- Written request
Each line containing the word "frac" needs to be copied.

(Records contained in a dataset)

⟨

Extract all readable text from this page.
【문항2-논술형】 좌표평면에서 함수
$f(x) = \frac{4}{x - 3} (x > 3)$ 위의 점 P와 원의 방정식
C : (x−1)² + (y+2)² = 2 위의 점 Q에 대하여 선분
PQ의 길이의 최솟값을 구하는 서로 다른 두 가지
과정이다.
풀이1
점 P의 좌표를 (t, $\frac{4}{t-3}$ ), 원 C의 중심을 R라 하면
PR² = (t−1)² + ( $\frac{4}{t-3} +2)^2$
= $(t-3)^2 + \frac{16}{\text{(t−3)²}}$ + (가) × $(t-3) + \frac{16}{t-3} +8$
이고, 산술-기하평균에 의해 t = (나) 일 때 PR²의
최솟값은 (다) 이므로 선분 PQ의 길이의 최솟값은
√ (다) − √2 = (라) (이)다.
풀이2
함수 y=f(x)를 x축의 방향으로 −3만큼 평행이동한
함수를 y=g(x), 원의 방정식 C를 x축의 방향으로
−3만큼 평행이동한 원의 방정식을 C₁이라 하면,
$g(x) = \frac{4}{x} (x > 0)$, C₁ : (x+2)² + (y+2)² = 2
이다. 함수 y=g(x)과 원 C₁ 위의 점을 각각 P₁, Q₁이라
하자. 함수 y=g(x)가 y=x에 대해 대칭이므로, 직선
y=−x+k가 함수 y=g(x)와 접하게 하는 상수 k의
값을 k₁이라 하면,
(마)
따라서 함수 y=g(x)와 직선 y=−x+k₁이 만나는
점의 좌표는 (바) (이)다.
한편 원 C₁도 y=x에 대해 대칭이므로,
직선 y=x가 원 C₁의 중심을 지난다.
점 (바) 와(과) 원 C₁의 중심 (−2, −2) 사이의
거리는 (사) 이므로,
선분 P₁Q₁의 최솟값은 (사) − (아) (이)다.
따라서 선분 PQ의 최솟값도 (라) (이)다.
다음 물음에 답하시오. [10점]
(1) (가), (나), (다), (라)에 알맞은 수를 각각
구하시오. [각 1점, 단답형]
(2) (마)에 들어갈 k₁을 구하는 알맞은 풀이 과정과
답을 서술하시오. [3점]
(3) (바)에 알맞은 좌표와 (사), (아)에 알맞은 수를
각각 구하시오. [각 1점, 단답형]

⟩

- The result
$f(x) = \frac{4}{x - 3} (x > 3)$ 위의 점 P와 원의 방정식
점 P의 좌표를 (t, $\frac{4}{t-3}$ ), 원 C의 중심을 R라 하면
PR² = (t−1)² + ( $\frac{4}{t-3} +2)^2$
= $(t-3)^2 + \frac{16}{\text{(t−3)²}}$ + (가) × $(t-3) + \frac{16}{t-3} +8$
$g(x) = \frac{4}{x} (x > 0)$, C₁ : (x+2)² + (y+2)² = 2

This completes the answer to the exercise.